■ TASK STATEMENT: Copy out the listing exactly.

■ DATA FOR THE TASK:

+--

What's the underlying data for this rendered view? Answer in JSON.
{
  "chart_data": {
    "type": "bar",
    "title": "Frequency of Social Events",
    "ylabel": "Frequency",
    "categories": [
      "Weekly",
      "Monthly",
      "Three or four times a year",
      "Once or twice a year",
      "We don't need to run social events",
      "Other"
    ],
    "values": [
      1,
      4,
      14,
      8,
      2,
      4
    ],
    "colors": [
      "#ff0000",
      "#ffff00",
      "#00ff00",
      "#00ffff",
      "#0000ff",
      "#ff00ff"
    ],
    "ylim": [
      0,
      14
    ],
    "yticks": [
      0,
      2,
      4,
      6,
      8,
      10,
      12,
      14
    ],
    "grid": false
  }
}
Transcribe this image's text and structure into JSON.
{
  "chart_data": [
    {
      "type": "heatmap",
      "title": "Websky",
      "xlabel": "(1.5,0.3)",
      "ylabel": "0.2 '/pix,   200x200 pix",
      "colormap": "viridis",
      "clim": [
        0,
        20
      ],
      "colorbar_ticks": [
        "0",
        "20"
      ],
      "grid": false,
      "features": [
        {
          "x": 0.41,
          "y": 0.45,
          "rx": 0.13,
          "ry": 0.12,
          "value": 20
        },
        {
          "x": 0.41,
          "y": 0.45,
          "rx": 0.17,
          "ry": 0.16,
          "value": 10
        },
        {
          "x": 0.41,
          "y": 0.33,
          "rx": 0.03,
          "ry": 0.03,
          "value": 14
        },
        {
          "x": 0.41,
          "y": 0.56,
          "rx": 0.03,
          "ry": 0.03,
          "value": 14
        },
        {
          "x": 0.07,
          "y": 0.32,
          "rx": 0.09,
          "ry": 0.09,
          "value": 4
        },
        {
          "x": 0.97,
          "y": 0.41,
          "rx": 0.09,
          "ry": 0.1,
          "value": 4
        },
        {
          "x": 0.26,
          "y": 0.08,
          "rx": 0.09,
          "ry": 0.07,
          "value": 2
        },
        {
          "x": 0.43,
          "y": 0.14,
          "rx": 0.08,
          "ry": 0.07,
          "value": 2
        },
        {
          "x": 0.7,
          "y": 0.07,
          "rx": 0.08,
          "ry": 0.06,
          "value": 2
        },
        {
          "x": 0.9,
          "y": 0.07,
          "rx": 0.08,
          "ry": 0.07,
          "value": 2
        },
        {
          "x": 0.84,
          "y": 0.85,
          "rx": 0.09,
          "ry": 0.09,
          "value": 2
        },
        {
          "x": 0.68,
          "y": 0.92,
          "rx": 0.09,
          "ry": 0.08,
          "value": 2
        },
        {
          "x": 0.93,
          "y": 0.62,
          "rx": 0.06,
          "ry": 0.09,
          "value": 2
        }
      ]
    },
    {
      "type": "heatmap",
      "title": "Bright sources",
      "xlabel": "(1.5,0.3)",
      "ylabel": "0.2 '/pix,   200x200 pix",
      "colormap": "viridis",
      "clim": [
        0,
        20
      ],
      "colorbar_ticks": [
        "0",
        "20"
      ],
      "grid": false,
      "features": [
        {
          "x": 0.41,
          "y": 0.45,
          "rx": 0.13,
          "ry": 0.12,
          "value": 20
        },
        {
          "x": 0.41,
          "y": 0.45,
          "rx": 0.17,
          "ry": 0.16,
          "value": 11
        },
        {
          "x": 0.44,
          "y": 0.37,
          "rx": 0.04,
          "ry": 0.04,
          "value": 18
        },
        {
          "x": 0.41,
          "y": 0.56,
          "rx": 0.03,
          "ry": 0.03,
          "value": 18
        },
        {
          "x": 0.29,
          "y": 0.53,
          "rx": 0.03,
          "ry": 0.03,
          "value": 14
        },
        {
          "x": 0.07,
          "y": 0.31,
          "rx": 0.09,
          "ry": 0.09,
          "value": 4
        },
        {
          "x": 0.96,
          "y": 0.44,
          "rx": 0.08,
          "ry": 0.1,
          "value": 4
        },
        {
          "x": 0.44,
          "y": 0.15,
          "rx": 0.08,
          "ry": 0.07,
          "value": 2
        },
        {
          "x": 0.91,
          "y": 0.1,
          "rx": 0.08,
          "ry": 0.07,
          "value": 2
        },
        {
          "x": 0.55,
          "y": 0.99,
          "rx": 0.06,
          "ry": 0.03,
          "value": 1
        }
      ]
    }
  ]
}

+--

■ FULL OUTPUT:
What's the underlying data for this rendered view? Answer in JSON.
{
  "chart_data": {
    "type": "bar",
    "title": "Frequency of Social Events",
    "ylabel": "Frequency",
    "categories": [
      "Weekly",
      "Monthly",
      "Three or four times a year",
      "Once or twice a year",
      "We don't need to run social events",
      "Other"
    ],
    "values": [
      1,
      4,
      14,
      8,
      2,
      4
    ],
    "colors": [
      "#ff0000",
      "#ffff00",
      "#00ff00",
      "#00ffff",
      "#0000ff",
      "#ff00ff"
    ],
    "ylim": [
      0,
      14
    ],
    "yticks": [
      0,
      2,
      4,
      6,
      8,
      10,
      12,
      14
    ],
    "grid": false
  }
}
Transcribe this image's text and structure into JSON.
{
  "chart_data": [
    {
      "type": "heatmap",
      "title": "Websky",
      "xlabel": "(1.5,0.3)",
      "ylabel": "0.2 '/pix,   200x200 pix",
      "colormap": "viridis",
      "clim": [
        0,
        20
      ],
      "colorbar_ticks": [
        "0",
        "20"
      ],
      "grid": false,
      "features": [
        {
          "x": 0.41,
          "y": 0.45,
          "rx": 0.13,
          "ry": 0.12,
          "value": 20
        },
        {
          "x": 0.41,
          "y": 0.45,
          "rx": 0.17,
          "ry": 0.16,
          "value": 10
        },
        {
          "x": 0.41,
          "y": 0.33,
          "rx": 0.03,
          "ry": 0.03,
          "value": 14
        },
        {
          "x": 0.41,
          "y": 0.56,
          "rx": 0.03,
          "ry": 0.03,
          "value": 14
        },
        {
          "x": 0.07,
          "y": 0.32,
          "rx": 0.09,
          "ry": 0.09,
          "value": 4
        },
        {
          "x": 0.97,
          "y": 0.41,
          "rx": 0.09,
          "ry": 0.1,
          "value": 4
        },
        {
          "x": 0.26,
          "y": 0.08,
          "rx": 0.09,
          "ry": 0.07,
          "value": 2
        },
        {
          "x": 0.43,
          "y": 0.14,
          "rx": 0.08,
          "ry": 0.07,
          "value": 2
        },
        {
          "x": 0.7,
          "y": 0.07,
          "rx": 0.08,
          "ry": 0.06,
          "value": 2
        },
        {
          "x": 0.9,
          "y": 0.07,
          "rx": 0.08,
          "ry": 0.07,
          "value": 2
        },
        {
          "x": 0.84,
          "y": 0.85,
          "rx": 0.09,
          "ry": 0.09,
          "value": 2
        },
        {
          "x": 0.68,
          "y": 0.92,
          "rx": 0.09,
          "ry": 0.08,
          "value": 2
        },
        {
          "x": 0.93,
          "y": 0.62,
          "rx": 0.06,
          "ry": 0.09,
          "value": 2
        }
      ]
    },
    {
      "type": "heatmap",
      "title": "Bright sources",
      "xlabel": "(1.5,0.3)",
      "ylabel": "0.2 '/pix,   200x200 pix",
      "colormap": "viridis",
      "clim": [
        0,
        20
      ],
      "colorbar_ticks": [
        "0",
        "20"
      ],
      "grid": false,
      "features": [
        {
          "x": 0.41,
          "y": 0.45,
          "rx": 0.13,
          "ry": 0.12,
          "value": 20
        },
        {
          "x": 0.41,
          "y": 0.45,
          "rx": 0.17,
          "ry": 0.16,
          "value": 11
        },
        {
          "x": 0.44,
          "y": 0.37,
          "rx": 0.04,
          "ry": 0.04,
          "value": 18
        },
        {
          "x": 0.41,
          "y": 0.56,
          "rx": 0.03,
          "ry": 0.03,
          "value": 18
        },
        {
          "x": 0.29,
          "y": 0.53,
          "rx": 0.03,
          "ry": 0.03,
          "value": 14
        },
        {
          "x": 0.07,
          "y": 0.31,
          "rx": 0.09,
          "ry": 0.09,
          "value": 4
        },
        {
          "x": 0.96,
          "y": 0.44,
          "rx": 0.08,
          "ry": 0.1,
          "value": 4
        },
        {
          "x": 0.44,
          "y": 0.15,
          "rx": 0.08,
          "ry": 0.07,
          "value": 2
        },
        {
          "x": 0.91,
          "y": 0.1,
          "rx": 0.08,
          "ry": 0.07,
          "value": 2
        },
        {
          "x": 0.55,
          "y": 0.99,
          "rx": 0.06,
          "ry": 0.03,
          "value": 1
        }
      ]
    }
  ]
}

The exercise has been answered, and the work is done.